Dataset rows
· · · ·
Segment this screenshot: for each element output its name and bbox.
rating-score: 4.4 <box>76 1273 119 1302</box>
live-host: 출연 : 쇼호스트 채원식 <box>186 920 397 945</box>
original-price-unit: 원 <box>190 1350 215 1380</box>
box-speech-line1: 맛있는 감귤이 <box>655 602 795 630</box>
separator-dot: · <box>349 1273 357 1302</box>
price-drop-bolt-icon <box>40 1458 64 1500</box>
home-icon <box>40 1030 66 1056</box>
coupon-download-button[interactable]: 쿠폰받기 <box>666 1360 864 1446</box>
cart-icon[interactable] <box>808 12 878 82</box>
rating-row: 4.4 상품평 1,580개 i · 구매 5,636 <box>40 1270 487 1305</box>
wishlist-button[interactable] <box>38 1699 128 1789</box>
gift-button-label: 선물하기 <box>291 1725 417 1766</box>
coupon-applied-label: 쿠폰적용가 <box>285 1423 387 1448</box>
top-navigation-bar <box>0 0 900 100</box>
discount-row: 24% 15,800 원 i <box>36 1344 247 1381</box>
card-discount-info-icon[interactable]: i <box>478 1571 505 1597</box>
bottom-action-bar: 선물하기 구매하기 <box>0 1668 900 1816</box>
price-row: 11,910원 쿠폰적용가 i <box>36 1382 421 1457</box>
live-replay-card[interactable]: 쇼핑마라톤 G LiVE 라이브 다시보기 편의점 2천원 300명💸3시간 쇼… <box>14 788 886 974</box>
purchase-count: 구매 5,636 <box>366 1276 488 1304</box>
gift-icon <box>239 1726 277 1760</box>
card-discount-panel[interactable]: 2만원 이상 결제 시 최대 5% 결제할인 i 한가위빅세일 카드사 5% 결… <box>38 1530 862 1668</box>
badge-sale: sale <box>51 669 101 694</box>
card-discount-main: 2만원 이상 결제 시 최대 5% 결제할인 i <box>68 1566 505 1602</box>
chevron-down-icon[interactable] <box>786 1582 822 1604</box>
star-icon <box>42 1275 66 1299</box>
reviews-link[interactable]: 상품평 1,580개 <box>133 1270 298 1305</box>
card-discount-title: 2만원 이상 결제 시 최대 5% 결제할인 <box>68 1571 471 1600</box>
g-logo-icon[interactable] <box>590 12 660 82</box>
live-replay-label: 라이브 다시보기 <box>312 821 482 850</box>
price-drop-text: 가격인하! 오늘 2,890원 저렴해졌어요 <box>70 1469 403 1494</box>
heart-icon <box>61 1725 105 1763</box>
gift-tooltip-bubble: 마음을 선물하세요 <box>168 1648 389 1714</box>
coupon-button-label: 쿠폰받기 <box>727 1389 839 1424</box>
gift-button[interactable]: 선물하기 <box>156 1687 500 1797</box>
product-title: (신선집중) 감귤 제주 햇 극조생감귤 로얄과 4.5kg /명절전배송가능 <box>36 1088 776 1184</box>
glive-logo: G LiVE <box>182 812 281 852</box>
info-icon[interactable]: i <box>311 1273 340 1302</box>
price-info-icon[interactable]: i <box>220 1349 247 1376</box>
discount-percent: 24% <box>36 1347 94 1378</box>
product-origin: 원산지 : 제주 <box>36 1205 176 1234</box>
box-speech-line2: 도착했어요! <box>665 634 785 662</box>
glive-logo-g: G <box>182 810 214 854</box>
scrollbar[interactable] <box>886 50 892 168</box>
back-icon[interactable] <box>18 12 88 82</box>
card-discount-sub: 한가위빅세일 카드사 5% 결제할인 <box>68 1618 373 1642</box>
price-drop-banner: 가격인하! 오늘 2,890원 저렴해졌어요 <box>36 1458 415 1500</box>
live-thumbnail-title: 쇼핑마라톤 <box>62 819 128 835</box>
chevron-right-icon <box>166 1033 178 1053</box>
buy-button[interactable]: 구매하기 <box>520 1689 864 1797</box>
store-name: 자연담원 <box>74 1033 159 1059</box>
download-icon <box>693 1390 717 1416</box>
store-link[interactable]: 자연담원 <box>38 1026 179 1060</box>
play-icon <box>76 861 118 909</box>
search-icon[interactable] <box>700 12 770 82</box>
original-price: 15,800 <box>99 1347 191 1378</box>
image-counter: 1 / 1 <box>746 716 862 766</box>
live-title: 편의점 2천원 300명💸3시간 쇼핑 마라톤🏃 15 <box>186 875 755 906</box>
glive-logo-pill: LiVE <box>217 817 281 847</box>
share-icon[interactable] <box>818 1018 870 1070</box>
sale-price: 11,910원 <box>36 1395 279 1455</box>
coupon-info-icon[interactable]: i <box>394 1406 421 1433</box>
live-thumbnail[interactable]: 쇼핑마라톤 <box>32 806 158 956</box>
· · · ·
◆ GOAL ◆
Please reproduce every line of the records above word for word.

◆ EXERCISE OUTPUT ◆
Segment this screenshot: for each element output its name and bbox.
rating-score: 4.4 <box>76 1273 119 1302</box>
live-host: 출연 : 쇼호스트 채원식 <box>186 920 397 945</box>
original-price-unit: 원 <box>190 1350 215 1380</box>
box-speech-line1: 맛있는 감귤이 <box>655 602 795 630</box>
separator-dot: · <box>349 1273 357 1302</box>
price-drop-bolt-icon <box>40 1458 64 1500</box>
home-icon <box>40 1030 66 1056</box>
coupon-download-button[interactable]: 쿠폰받기 <box>666 1360 864 1446</box>
cart-icon[interactable] <box>808 12 878 82</box>
rating-row: 4.4 상품평 1,580개 i · 구매 5,636 <box>40 1270 487 1305</box>
wishlist-button[interactable] <box>38 1699 128 1789</box>
gift-button-label: 선물하기 <box>291 1725 417 1766</box>
coupon-applied-label: 쿠폰적용가 <box>285 1423 387 1448</box>
top-navigation-bar <box>0 0 900 100</box>
discount-row: 24% 15,800 원 i <box>36 1344 247 1381</box>
card-discount-info-icon[interactable]: i <box>478 1571 505 1597</box>
bottom-action-bar: 선물하기 구매하기 <box>0 1668 900 1816</box>
price-row: 11,910원 쿠폰적용가 i <box>36 1382 421 1457</box>
live-replay-card[interactable]: 쇼핑마라톤 G LiVE 라이브 다시보기 편의점 2천원 300명💸3시간 쇼… <box>14 788 886 974</box>
purchase-count: 구매 5,636 <box>366 1276 488 1304</box>
gift-icon <box>239 1726 277 1760</box>
card-discount-panel[interactable]: 2만원 이상 결제 시 최대 5% 결제할인 i 한가위빅세일 카드사 5% 결… <box>38 1530 862 1668</box>
badge-sale: sale <box>51 669 101 694</box>
card-discount-main: 2만원 이상 결제 시 최대 5% 결제할인 i <box>68 1566 505 1602</box>
chevron-down-icon[interactable] <box>786 1582 822 1604</box>
star-icon <box>42 1275 66 1299</box>
reviews-link[interactable]: 상품평 1,580개 <box>133 1270 298 1305</box>
card-discount-title: 2만원 이상 결제 시 최대 5% 결제할인 <box>68 1571 471 1600</box>
g-logo-icon[interactable] <box>590 12 660 82</box>
live-replay-label: 라이브 다시보기 <box>312 821 482 850</box>
price-drop-text: 가격인하! 오늘 2,890원 저렴해졌어요 <box>70 1469 403 1494</box>
heart-icon <box>61 1725 105 1763</box>
gift-tooltip-bubble: 마음을 선물하세요 <box>168 1648 389 1714</box>
coupon-button-label: 쿠폰받기 <box>727 1389 839 1424</box>
gift-button[interactable]: 선물하기 <box>156 1687 500 1797</box>
product-title: (신선집중) 감귤 제주 햇 극조생감귤 로얄과 4.5kg /명절전배송가능 <box>36 1088 776 1184</box>
glive-logo: G LiVE <box>182 812 281 852</box>
info-icon[interactable]: i <box>311 1273 340 1302</box>
price-info-icon[interactable]: i <box>220 1349 247 1376</box>
discount-percent: 24% <box>36 1347 94 1378</box>
product-origin: 원산지 : 제주 <box>36 1205 176 1234</box>
box-speech-line2: 도착했어요! <box>665 634 785 662</box>
glive-logo-g: G <box>182 810 214 854</box>
scrollbar[interactable] <box>886 50 892 168</box>
back-icon[interactable] <box>18 12 88 82</box>
card-discount-sub: 한가위빅세일 카드사 5% 결제할인 <box>68 1618 373 1642</box>
price-drop-banner: 가격인하! 오늘 2,890원 저렴해졌어요 <box>36 1458 415 1500</box>
live-thumbnail-title: 쇼핑마라톤 <box>62 819 128 835</box>
chevron-right-icon <box>166 1033 178 1053</box>
buy-button[interactable]: 구매하기 <box>520 1689 864 1797</box>
store-name: 자연담원 <box>74 1033 159 1059</box>
download-icon <box>693 1390 717 1416</box>
store-link[interactable]: 자연담원 <box>38 1026 179 1060</box>
play-icon <box>76 861 118 909</box>
search-icon[interactable] <box>700 12 770 82</box>
original-price: 15,800 <box>99 1347 191 1378</box>
image-counter: 1 / 1 <box>746 716 862 766</box>
live-title: 편의점 2천원 300명💸3시간 쇼핑 마라톤🏃 15 <box>186 875 755 906</box>
glive-logo-pill: LiVE <box>217 817 281 847</box>
share-icon[interactable] <box>818 1018 870 1070</box>
sale-price: 11,910원 <box>36 1395 279 1455</box>
coupon-info-icon[interactable]: i <box>394 1406 421 1433</box>
live-thumbnail[interactable]: 쇼핑마라톤 <box>32 806 158 956</box>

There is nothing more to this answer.